[Data listing]
━━━━━━━━

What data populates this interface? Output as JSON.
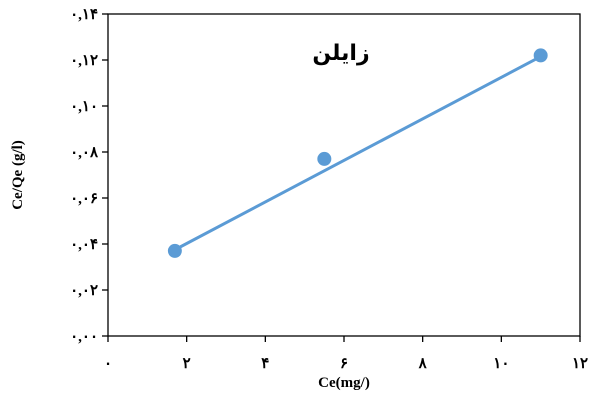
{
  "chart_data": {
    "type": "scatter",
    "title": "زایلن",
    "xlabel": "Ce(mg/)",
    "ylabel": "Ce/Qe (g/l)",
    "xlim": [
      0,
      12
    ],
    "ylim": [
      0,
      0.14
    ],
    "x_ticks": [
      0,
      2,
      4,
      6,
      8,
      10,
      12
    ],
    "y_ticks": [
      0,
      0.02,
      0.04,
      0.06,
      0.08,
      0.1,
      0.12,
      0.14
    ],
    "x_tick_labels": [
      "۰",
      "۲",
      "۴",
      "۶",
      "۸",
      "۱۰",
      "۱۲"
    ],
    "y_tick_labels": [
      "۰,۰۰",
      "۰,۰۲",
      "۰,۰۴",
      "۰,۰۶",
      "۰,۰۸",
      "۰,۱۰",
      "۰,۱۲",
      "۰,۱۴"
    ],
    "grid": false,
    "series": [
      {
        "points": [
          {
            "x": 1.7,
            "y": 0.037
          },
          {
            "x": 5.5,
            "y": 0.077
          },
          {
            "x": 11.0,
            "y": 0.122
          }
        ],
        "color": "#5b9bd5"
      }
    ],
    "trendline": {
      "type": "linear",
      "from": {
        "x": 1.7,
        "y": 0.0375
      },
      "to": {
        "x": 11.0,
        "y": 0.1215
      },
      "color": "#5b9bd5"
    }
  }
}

━━━━━━━━

BRIEF ::
Every entry above is to be set down exactly; the pictures are to be left out.

REPLY TO THE TASK ::
What data populates this interface? Output as JSON.
{
  "chart_data": {
    "type": "scatter",
    "title": "زایلن",
    "xlabel": "Ce(mg/)",
    "ylabel": "Ce/Qe (g/l)",
    "xlim": [
      0,
      12
    ],
    "ylim": [
      0,
      0.14
    ],
    "x_ticks": [
      0,
      2,
      4,
      6,
      8,
      10,
      12
    ],
    "y_ticks": [
      0,
      0.02,
      0.04,
      0.06,
      0.08,
      0.1,
      0.12,
      0.14
    ],
    "x_tick_labels": [
      "۰",
      "۲",
      "۴",
      "۶",
      "۸",
      "۱۰",
      "۱۲"
    ],
    "y_tick_labels": [
      "۰,۰۰",
      "۰,۰۲",
      "۰,۰۴",
      "۰,۰۶",
      "۰,۰۸",
      "۰,۱۰",
      "۰,۱۲",
      "۰,۱۴"
    ],
    "grid": false,
    "series": [
      {
        "points": [
          {
            "x": 1.7,
            "y": 0.037
          },
          {
            "x": 5.5,
            "y": 0.077
          },
          {
            "x": 11.0,
            "y": 0.122
          }
        ],
        "color": "#5b9bd5"
      }
    ],
    "trendline": {
      "type": "linear",
      "from": {
        "x": 1.7,
        "y": 0.0375
      },
      "to": {
        "x": 11.0,
        "y": 0.1215
      },
      "color": "#5b9bd5"
    }
  }
}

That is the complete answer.